PASSAGE FOR REVIEW:
Normal brain tissues regulate the generation and release of proliferative signals that instruct entrance into and development via the cell growth-and-division cycle, thereby assuring the maintenance of normal brain tissue architecture and characteristics (83). Glioma cells have been suggested to obtain the ability to induce and sustain positively acting growth-stimulatory signals in various ways (84). For example, Shi et al (85) reported that circ-0014359 exhibited high expression levels in glioma clinical tissue samples and cells. In addition, it was found that overexpression of circ-0014359 was associated with downregulation of miR-153; circ-0014359 acted as a sponge for miR-153 to facilitate glioma cell proliferation and was suggested to be involved in the PI3K axis. Further investigation revealed that high expression of miR-153 decreased the levels of phosphorylated (p)-AKTser473, whereas inhibiting miR-153 could enhance the expression of p-AKTser473. Chen et al (86) demonstrated that circ_ PTN exhibited high expression levels in glioma, and functioned as an initiator of cell proliferation via its sponging effects on the miR-122 family. Additionally, SRY-box transcription factor (SOX)6 was predicted as a target of miR-122, and high expression levels of miR-122 reduced the expression levels of SOX6. Downregulation of miR-122 reversed the tumor suppressor role of circ_PTN knockdown, whereas increased expression of SOX6 affected the apoptosis and inhibition of cell proliferation induced by miR-122 overexpression. In contrast to normal brain tissues, Peng et al (31) characterized circ-CPA4 from 28,265 differently expressed circRNAs in glioma tissues. The authors investigated the functional roles of circ-CPA4 and its downstream gene. By prediction and validation, the authors verified that circ-CPA4 interacted with let-7 and served as a sponge for let-7; circ-CPA4 may absorb let-7 to modulate the levels of CPA4, thus promoting the proliferation and progression of glioma cells (31).

DATA TO EXAMINE:
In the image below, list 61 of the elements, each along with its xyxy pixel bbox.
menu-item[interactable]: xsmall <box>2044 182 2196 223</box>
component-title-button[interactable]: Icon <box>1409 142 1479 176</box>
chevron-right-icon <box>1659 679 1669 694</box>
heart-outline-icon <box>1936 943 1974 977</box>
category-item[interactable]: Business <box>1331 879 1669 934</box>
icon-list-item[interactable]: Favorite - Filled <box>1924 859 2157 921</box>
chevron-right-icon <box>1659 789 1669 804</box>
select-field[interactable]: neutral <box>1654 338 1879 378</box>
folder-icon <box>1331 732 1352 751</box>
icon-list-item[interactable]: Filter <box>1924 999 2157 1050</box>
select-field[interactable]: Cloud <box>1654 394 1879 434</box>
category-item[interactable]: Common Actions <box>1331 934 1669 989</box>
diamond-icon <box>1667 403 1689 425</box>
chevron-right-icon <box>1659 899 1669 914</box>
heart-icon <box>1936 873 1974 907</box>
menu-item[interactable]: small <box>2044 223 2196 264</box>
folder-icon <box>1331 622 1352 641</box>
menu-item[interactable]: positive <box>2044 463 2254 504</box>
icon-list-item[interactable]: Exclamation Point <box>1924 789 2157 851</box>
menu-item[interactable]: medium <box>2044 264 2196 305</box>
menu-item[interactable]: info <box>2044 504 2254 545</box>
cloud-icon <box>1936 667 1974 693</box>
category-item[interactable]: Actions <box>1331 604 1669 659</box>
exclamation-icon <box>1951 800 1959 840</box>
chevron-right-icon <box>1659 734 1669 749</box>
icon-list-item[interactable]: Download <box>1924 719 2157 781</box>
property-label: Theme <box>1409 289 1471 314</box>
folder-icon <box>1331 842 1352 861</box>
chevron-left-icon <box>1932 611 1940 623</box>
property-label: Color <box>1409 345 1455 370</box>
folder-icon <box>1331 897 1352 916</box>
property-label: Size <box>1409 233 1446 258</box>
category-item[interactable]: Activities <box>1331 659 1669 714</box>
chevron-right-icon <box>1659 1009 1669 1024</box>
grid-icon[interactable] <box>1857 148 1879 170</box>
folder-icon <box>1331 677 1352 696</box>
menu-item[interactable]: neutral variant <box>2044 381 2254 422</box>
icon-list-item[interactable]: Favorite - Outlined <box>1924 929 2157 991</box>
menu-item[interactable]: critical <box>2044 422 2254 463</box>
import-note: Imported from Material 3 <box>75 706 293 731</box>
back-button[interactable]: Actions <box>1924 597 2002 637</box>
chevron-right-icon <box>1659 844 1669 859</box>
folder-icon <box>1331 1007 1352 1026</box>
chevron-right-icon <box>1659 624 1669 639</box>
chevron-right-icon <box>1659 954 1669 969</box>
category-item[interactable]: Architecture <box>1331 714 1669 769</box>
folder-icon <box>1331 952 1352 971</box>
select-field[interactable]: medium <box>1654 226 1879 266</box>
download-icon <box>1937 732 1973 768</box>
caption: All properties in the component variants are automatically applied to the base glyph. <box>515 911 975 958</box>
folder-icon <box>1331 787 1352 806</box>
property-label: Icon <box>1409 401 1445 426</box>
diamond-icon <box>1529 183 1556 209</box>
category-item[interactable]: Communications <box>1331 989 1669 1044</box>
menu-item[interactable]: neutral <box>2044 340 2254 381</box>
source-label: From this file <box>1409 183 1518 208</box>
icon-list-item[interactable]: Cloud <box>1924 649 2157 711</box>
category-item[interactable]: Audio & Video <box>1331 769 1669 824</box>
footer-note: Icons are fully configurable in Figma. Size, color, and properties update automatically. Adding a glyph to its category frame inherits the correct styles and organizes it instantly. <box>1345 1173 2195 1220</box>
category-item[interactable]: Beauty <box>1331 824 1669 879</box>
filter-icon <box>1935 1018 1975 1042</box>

WORK ITEM A: In the passage on circular RNAs in glioma, how many differently expressed circRNAs was circ-CPA4 characterized from?
WORK ITEM B: Rewrite the paragraph of the glioma passage that begins "Normal brain tissues regulate" as a brief bulleted list, keeping its main facts.
WORK ITEM C: Resume the glioma passage from its final sentence, continuing its account of circular RNAs and glioma cell proliferation.

RESULT A: 28,265

RESULT B:
- Normal brain tissues control proliferative signals that govern the cell growth-and-division cycle, maintaining tissue architecture; glioma cells are suggested to acquire ways to induce and sustain growth-stimulatory signals.
- Shi et al: circ-0014359 is highly expressed in glioma tissues and cells and sponges miR-153 to promote proliferation, possibly via the PI3K axis; miR-153 overexpression lowers p-AKTser473, and its inhibition raises it.
- Chen et al: circ_PTN is highly expressed in glioma and drives proliferation by sponging the miR-122 family. miR-122 targets and reduces SOX6. Downregulating miR-122 reversed the tumor-suppressive effect of circ_PTN knockdown. Increasing SOX6 affected the apoptosis and reduced proliferation caused by miR-122 overexpression.
- Peng et al: circ-CPA4, identified among 28,265 differently expressed circRNAs, sponges let-7 to modulate CPA4 levels, promoting glioma cell proliferation and progression.

RESULT C:
Dysregulation of circRNAs may contribute to the aberrant functioning of proliferation signaling in glioma. As miRNA sponges, circRNAs may suppress the expression levels of miRNAs via adsorption and concomitantly affect the expression of downstream genes. Thus, circRNAs may provide novel insights into controlling the malignant proliferation of glioma cells.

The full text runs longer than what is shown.